> _Dataset rows_:

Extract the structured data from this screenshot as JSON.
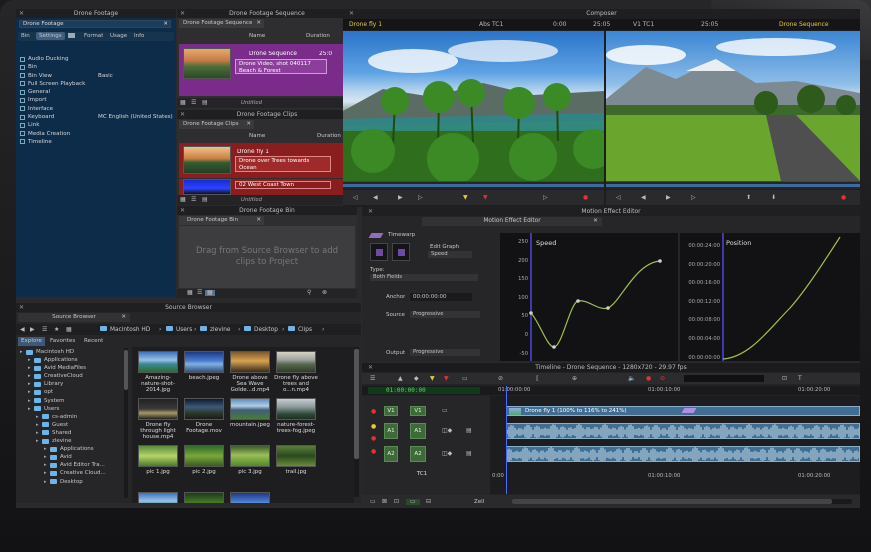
{
  "bins_panel": {
    "title": "Drone Footage",
    "search_value": "Drone Footage",
    "tabs": [
      "Bin",
      "Settings",
      "Format",
      "Usage",
      "Info"
    ],
    "settings": [
      {
        "label": "Audio Ducking",
        "value": ""
      },
      {
        "label": "Bin",
        "value": ""
      },
      {
        "label": "Bin View",
        "value": "Basic"
      },
      {
        "label": "Full Screen Playback",
        "value": ""
      },
      {
        "label": "General",
        "value": ""
      },
      {
        "label": "Import",
        "value": ""
      },
      {
        "label": "Interface",
        "value": ""
      },
      {
        "label": "Keyboard",
        "value": "MC English (United States)"
      },
      {
        "label": "Link",
        "value": ""
      },
      {
        "label": "Media Creation",
        "value": ""
      },
      {
        "label": "Timeline",
        "value": ""
      }
    ]
  },
  "seq_panel": {
    "title": "Drone Footage Sequence",
    "tab": "Drone Footage Sequence",
    "col_name": "Name",
    "col_duration": "Duration",
    "item_name": "Drone Sequence",
    "item_duration": "25:0",
    "item_desc": "Drone Video, shot 040117 Beach & Forest",
    "bin_label": "Untitled"
  },
  "clips_panel": {
    "title": "Drone Footage Clips",
    "col_name": "Name",
    "col_duration": "Duration",
    "clips": [
      {
        "name": "Drone fly 1",
        "desc": "Drone over Trees towards Ocean"
      },
      {
        "name": "02 West Coast Town",
        "desc": ""
      }
    ],
    "bin_label": "Untitled"
  },
  "bin_panel": {
    "title": "Drone Footage Bin",
    "tab": "Drone Footage Bin",
    "empty_msg": "Drag from Source Browser to add clips to Project"
  },
  "composer": {
    "title": "Composer",
    "source_name": "Drone fly 1",
    "source_tc_label": "Abs TC1",
    "source_tc": "0:00",
    "record_tc_label": "V1 TC1",
    "record_tc": "25:05",
    "source_tc2": "25:05",
    "record_name": "Drone Sequence"
  },
  "effect_editor": {
    "title": "Motion Effect Editor",
    "tab": "Motion Effect Editor",
    "timewarp_label": "Timewarp",
    "edit_graph_label": "Edit Graph",
    "edit_graph_value": "Speed",
    "type_label": "Type:",
    "type_value": "Both Fields",
    "anchor_label": "Anchor",
    "anchor_value": "00:00:00:00",
    "source_label": "Source",
    "source_value": "Progressive",
    "output_label": "Output",
    "output_value": "Progressive",
    "speed_graph": {
      "title": "Speed",
      "y_ticks": [
        "250",
        "200",
        "150",
        "100",
        "50",
        "0",
        "-50"
      ]
    },
    "position_graph": {
      "title": "Position",
      "y_ticks": [
        "00:00:24:00",
        "00:00:20:00",
        "00:00:16:00",
        "00:00:12:00",
        "00:00:08:00",
        "00:00:04:00",
        "00:00:00:00"
      ]
    }
  },
  "source_browser": {
    "title": "Source Browser",
    "tab": "Source Browser",
    "path": [
      "Macintosh HD",
      "Users",
      "zlevine",
      "Desktop",
      "Clips"
    ],
    "tabs": [
      "Explore",
      "Favorites",
      "Recent"
    ],
    "tree": [
      {
        "name": "Macintosh HD",
        "indent": 0
      },
      {
        "name": "Applications",
        "indent": 1
      },
      {
        "name": "Avid MediaFiles",
        "indent": 1
      },
      {
        "name": "CreativeCloud",
        "indent": 1
      },
      {
        "name": "Library",
        "indent": 1
      },
      {
        "name": "opt",
        "indent": 1
      },
      {
        "name": "System",
        "indent": 1
      },
      {
        "name": "Users",
        "indent": 1
      },
      {
        "name": "cs-admin",
        "indent": 2
      },
      {
        "name": "Guest",
        "indent": 2
      },
      {
        "name": "Shared",
        "indent": 2
      },
      {
        "name": "zlevine",
        "indent": 2
      },
      {
        "name": "Applications",
        "indent": 3
      },
      {
        "name": "Avid",
        "indent": 3
      },
      {
        "name": "Avid Editor Tra...",
        "indent": 3
      },
      {
        "name": "Creative Cloud...",
        "indent": 3
      },
      {
        "name": "Desktop",
        "indent": 3
      }
    ],
    "files": [
      {
        "name": "Amazing-nature-shot-2014.jpg",
        "img": "beach"
      },
      {
        "name": "beach.jpeg",
        "img": "sky"
      },
      {
        "name": "Drone above Sea Wave Golde...d.mp4",
        "img": "gold"
      },
      {
        "name": "Drone fly above trees and o...n.mp4",
        "img": "trees"
      },
      {
        "name": "Drone fly through light house.mp4",
        "img": "dark"
      },
      {
        "name": "Drone Footage.mov",
        "img": "road"
      },
      {
        "name": "mountain.jpeg",
        "img": "mount"
      },
      {
        "name": "nature-forest-trees-fog.jpeg",
        "img": "fog"
      },
      {
        "name": "pic 1.jpg",
        "img": "green"
      },
      {
        "name": "pic 2.jpg",
        "img": "green2"
      },
      {
        "name": "pic 3.jpg",
        "img": "field"
      },
      {
        "name": "trail.jpg",
        "img": "trail"
      },
      {
        "name": "",
        "img": "beach"
      },
      {
        "name": "",
        "img": "forest"
      },
      {
        "name": "",
        "img": "sky"
      }
    ]
  },
  "timeline": {
    "title": "Timeline - Drone Sequence - 1280x720 - 29.97 fps",
    "timecode": "01:00:00:00",
    "ruler": [
      "01:00:00:00",
      "01:00:10:00",
      "01:00:20:00"
    ],
    "ruler_bottom": [
      "0:00",
      "01:00:10:00",
      "01:00:20:00"
    ],
    "clip_label": "Drone fly 1 (100% to 116% to 241%)",
    "tracks": [
      "V1",
      "A1",
      "A2",
      "TC1"
    ],
    "zoom_label": "Zell"
  },
  "colors": {
    "panel_bg": "#2e2e30",
    "title_bg": "#1f1f21",
    "blue_bg": "#0d2c4a",
    "seq_purple": "#7b2c8a",
    "clip_red": "#8a1d1d",
    "accent": "#e8c93a",
    "timecode_green": "#5fd35f"
  },
  "icons": [
    "close-icon",
    "search-icon",
    "folder-icon",
    "play-icon",
    "pause-icon",
    "record-icon",
    "trash-icon",
    "grid-icon",
    "list-icon",
    "chevron-right-icon"
  ]
}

> _Instructions for the task_: The material above holds pictures; copy everything else in it exactly.

> _Output for this exercise_:
Extract the structured data from this screenshot as JSON.
{
  "bins_panel": {
    "title": "Drone Footage",
    "search_value": "Drone Footage",
    "tabs": [
      "Bin",
      "Settings",
      "Format",
      "Usage",
      "Info"
    ],
    "settings": [
      {
        "label": "Audio Ducking",
        "value": ""
      },
      {
        "label": "Bin",
        "value": ""
      },
      {
        "label": "Bin View",
        "value": "Basic"
      },
      {
        "label": "Full Screen Playback",
        "value": ""
      },
      {
        "label": "General",
        "value": ""
      },
      {
        "label": "Import",
        "value": ""
      },
      {
        "label": "Interface",
        "value": ""
      },
      {
        "label": "Keyboard",
        "value": "MC English (United States)"
      },
      {
        "label": "Link",
        "value": ""
      },
      {
        "label": "Media Creation",
        "value": ""
      },
      {
        "label": "Timeline",
        "value": ""
      }
    ]
  },
  "seq_panel": {
    "title": "Drone Footage Sequence",
    "tab": "Drone Footage Sequence",
    "col_name": "Name",
    "col_duration": "Duration",
    "item_name": "Drone Sequence",
    "item_duration": "25:0",
    "item_desc": "Drone Video, shot 040117 Beach & Forest",
    "bin_label": "Untitled"
  },
  "clips_panel": {
    "title": "Drone Footage Clips",
    "col_name": "Name",
    "col_duration": "Duration",
    "clips": [
      {
        "name": "Drone fly 1",
        "desc": "Drone over Trees towards Ocean"
      },
      {
        "name": "02 West Coast Town",
        "desc": ""
      }
    ],
    "bin_label": "Untitled"
  },
  "bin_panel": {
    "title": "Drone Footage Bin",
    "tab": "Drone Footage Bin",
    "empty_msg": "Drag from Source Browser to add clips to Project"
  },
  "composer": {
    "title": "Composer",
    "source_name": "Drone fly 1",
    "source_tc_label": "Abs TC1",
    "source_tc": "0:00",
    "record_tc_label": "V1 TC1",
    "record_tc": "25:05",
    "source_tc2": "25:05",
    "record_name": "Drone Sequence"
  },
  "effect_editor": {
    "title": "Motion Effect Editor",
    "tab": "Motion Effect Editor",
    "timewarp_label": "Timewarp",
    "edit_graph_label": "Edit Graph",
    "edit_graph_value": "Speed",
    "type_label": "Type:",
    "type_value": "Both Fields",
    "anchor_label": "Anchor",
    "anchor_value": "00:00:00:00",
    "source_label": "Source",
    "source_value": "Progressive",
    "output_label": "Output",
    "output_value": "Progressive",
    "speed_graph": {
      "title": "Speed",
      "y_ticks": [
        "250",
        "200",
        "150",
        "100",
        "50",
        "0",
        "-50"
      ]
    },
    "position_graph": {
      "title": "Position",
      "y_ticks": [
        "00:00:24:00",
        "00:00:20:00",
        "00:00:16:00",
        "00:00:12:00",
        "00:00:08:00",
        "00:00:04:00",
        "00:00:00:00"
      ]
    }
  },
  "source_browser": {
    "title": "Source Browser",
    "tab": "Source Browser",
    "path": [
      "Macintosh HD",
      "Users",
      "zlevine",
      "Desktop",
      "Clips"
    ],
    "tabs": [
      "Explore",
      "Favorites",
      "Recent"
    ],
    "tree": [
      {
        "name": "Macintosh HD",
        "indent": 0
      },
      {
        "name": "Applications",
        "indent": 1
      },
      {
        "name": "Avid MediaFiles",
        "indent": 1
      },
      {
        "name": "CreativeCloud",
        "indent": 1
      },
      {
        "name": "Library",
        "indent": 1
      },
      {
        "name": "opt",
        "indent": 1
      },
      {
        "name": "System",
        "indent": 1
      },
      {
        "name": "Users",
        "indent": 1
      },
      {
        "name": "cs-admin",
        "indent": 2
      },
      {
        "name": "Guest",
        "indent": 2
      },
      {
        "name": "Shared",
        "indent": 2
      },
      {
        "name": "zlevine",
        "indent": 2
      },
      {
        "name": "Applications",
        "indent": 3
      },
      {
        "name": "Avid",
        "indent": 3
      },
      {
        "name": "Avid Editor Tra...",
        "indent": 3
      },
      {
        "name": "Creative Cloud...",
        "indent": 3
      },
      {
        "name": "Desktop",
        "indent": 3
      }
    ],
    "files": [
      {
        "name": "Amazing-nature-shot-2014.jpg",
        "img": "beach"
      },
      {
        "name": "beach.jpeg",
        "img": "sky"
      },
      {
        "name": "Drone above Sea Wave Golde...d.mp4",
        "img": "gold"
      },
      {
        "name": "Drone fly above trees and o...n.mp4",
        "img": "trees"
      },
      {
        "name": "Drone fly through light house.mp4",
        "img": "dark"
      },
      {
        "name": "Drone Footage.mov",
        "img": "road"
      },
      {
        "name": "mountain.jpeg",
        "img": "mount"
      },
      {
        "name": "nature-forest-trees-fog.jpeg",
        "img": "fog"
      },
      {
        "name": "pic 1.jpg",
        "img": "green"
      },
      {
        "name": "pic 2.jpg",
        "img": "green2"
      },
      {
        "name": "pic 3.jpg",
        "img": "field"
      },
      {
        "name": "trail.jpg",
        "img": "trail"
      },
      {
        "name": "",
        "img": "beach"
      },
      {
        "name": "",
        "img": "forest"
      },
      {
        "name": "",
        "img": "sky"
      }
    ]
  },
  "timeline": {
    "title": "Timeline - Drone Sequence - 1280x720 - 29.97 fps",
    "timecode": "01:00:00:00",
    "ruler": [
      "01:00:00:00",
      "01:00:10:00",
      "01:00:20:00"
    ],
    "ruler_bottom": [
      "0:00",
      "01:00:10:00",
      "01:00:20:00"
    ],
    "clip_label": "Drone fly 1 (100% to 116% to 241%)",
    "tracks": [
      "V1",
      "A1",
      "A2",
      "TC1"
    ],
    "zoom_label": "Zell"
  },
  "colors": {
    "panel_bg": "#2e2e30",
    "title_bg": "#1f1f21",
    "blue_bg": "#0d2c4a",
    "seq_purple": "#7b2c8a",
    "clip_red": "#8a1d1d",
    "accent": "#e8c93a",
    "timecode_green": "#5fd35f"
  },
  "icons": [
    "close-icon",
    "search-icon",
    "folder-icon",
    "play-icon",
    "pause-icon",
    "record-icon",
    "trash-icon",
    "grid-icon",
    "list-icon",
    "chevron-right-icon"
  ]
}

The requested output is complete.